Given exercise: Reproduce all records verbatim.

Listing:
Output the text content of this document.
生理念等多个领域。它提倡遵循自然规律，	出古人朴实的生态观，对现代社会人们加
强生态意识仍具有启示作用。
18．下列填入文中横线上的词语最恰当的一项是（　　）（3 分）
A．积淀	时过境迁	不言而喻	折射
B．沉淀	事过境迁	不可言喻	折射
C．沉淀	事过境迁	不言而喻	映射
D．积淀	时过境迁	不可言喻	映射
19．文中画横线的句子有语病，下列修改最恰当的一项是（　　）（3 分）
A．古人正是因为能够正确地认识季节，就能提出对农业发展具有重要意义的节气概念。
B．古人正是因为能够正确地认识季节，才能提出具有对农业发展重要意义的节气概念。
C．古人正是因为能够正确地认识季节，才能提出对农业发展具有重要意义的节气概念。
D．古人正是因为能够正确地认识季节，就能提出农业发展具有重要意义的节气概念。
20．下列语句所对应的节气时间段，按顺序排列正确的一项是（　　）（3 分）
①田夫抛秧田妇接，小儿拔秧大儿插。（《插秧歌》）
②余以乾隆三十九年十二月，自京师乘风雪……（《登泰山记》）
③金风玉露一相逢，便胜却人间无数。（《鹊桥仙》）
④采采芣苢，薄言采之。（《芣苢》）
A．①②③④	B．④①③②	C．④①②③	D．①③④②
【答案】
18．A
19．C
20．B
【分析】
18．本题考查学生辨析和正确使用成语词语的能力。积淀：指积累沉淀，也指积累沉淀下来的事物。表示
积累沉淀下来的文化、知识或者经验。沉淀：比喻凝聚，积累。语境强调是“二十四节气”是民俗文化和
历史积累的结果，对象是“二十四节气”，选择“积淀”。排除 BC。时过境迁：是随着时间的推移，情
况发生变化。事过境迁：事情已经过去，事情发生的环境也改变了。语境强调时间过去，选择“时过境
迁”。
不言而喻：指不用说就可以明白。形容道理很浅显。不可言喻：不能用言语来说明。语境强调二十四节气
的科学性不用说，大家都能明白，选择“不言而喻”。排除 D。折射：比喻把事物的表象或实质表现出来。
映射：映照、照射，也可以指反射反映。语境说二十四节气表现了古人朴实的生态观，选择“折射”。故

Answer to this exercise:
Output the text content of this document.
生理念等多个领域。它提倡遵循自然规律，	出古人朴实的生态观，对现代社会人们加
强生态意识仍具有启示作用。
18．下列填入文中横线上的词语最恰当的一项是（　　）（3 分）
A．积淀	时过境迁	不言而喻	折射
B．沉淀	事过境迁	不可言喻	折射
C．沉淀	事过境迁	不言而喻	映射
D．积淀	时过境迁	不可言喻	映射
19．文中画横线的句子有语病，下列修改最恰当的一项是（　　）（3 分）
A．古人正是因为能够正确地认识季节，就能提出对农业发展具有重要意义的节气概念。
B．古人正是因为能够正确地认识季节，才能提出具有对农业发展重要意义的节气概念。
C．古人正是因为能够正确地认识季节，才能提出对农业发展具有重要意义的节气概念。
D．古人正是因为能够正确地认识季节，就能提出农业发展具有重要意义的节气概念。
20．下列语句所对应的节气时间段，按顺序排列正确的一项是（　　）（3 分）
①田夫抛秧田妇接，小儿拔秧大儿插。（《插秧歌》）
②余以乾隆三十九年十二月，自京师乘风雪……（《登泰山记》）
③金风玉露一相逢，便胜却人间无数。（《鹊桥仙》）
④采采芣苢，薄言采之。（《芣苢》）
A．①②③④	B．④①③②	C．④①②③	D．①③④②
【答案】
18．A
19．C
20．B
【分析】
18．本题考查学生辨析和正确使用成语词语的能力。积淀：指积累沉淀，也指积累沉淀下来的事物。表示
积累沉淀下来的文化、知识或者经验。沉淀：比喻凝聚，积累。语境强调是“二十四节气”是民俗文化和
历史积累的结果，对象是“二十四节气”，选择“积淀”。排除 BC。时过境迁：是随着时间的推移，情
况发生变化。事过境迁：事情已经过去，事情发生的环境也改变了。语境强调时间过去，选择“时过境
迁”。
不言而喻：指不用说就可以明白。形容道理很浅显。不可言喻：不能用言语来说明。语境强调二十四节气
的科学性不用说，大家都能明白，选择“不言而喻”。排除 D。折射：比喻把事物的表象或实质表现出来。
映射：映照、照射，也可以指反射反映。语境说二十四节气表现了古人朴实的生态观，选择“折射”。故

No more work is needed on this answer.